The request:
Return each line containing the string "distinct".

Records to use:

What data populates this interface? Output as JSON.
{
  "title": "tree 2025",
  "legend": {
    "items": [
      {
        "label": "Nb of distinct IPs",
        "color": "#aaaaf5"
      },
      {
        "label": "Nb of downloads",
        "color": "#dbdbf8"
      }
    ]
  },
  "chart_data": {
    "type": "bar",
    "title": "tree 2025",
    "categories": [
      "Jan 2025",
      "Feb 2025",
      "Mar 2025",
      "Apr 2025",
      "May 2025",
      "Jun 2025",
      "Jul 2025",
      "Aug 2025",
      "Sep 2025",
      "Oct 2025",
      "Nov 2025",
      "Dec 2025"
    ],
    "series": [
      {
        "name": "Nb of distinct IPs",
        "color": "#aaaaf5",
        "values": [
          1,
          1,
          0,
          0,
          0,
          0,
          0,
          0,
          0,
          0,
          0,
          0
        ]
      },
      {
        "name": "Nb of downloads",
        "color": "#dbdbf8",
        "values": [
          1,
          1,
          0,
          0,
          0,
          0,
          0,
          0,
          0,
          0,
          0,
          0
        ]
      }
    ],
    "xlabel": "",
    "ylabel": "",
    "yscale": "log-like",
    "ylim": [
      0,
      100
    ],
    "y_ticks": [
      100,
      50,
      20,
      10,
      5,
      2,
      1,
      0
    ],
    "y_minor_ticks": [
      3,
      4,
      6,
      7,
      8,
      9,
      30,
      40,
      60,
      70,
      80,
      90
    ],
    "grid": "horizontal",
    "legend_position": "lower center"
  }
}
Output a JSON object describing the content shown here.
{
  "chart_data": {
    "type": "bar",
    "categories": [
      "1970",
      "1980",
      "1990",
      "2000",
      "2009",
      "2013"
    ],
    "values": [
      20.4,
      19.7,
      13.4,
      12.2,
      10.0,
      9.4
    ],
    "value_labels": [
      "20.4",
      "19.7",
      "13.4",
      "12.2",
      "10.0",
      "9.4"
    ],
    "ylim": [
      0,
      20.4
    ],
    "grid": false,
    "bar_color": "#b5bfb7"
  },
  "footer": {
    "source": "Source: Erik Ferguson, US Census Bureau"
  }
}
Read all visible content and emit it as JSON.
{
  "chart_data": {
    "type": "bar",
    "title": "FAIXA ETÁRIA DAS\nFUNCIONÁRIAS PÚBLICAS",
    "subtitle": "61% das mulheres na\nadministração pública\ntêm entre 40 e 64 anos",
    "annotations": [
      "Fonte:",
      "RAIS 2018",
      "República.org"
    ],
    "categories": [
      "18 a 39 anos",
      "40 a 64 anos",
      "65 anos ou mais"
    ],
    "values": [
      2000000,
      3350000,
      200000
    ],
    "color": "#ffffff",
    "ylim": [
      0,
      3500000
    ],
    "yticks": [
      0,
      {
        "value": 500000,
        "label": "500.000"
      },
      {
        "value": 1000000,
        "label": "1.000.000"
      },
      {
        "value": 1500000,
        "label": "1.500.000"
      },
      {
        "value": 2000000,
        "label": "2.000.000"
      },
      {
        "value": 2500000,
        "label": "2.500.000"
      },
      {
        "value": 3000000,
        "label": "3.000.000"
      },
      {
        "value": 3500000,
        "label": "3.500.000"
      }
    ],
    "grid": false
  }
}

Result of this task:
        "label": "Nb of distinct IPs",
        "name": "Nb of distinct IPs",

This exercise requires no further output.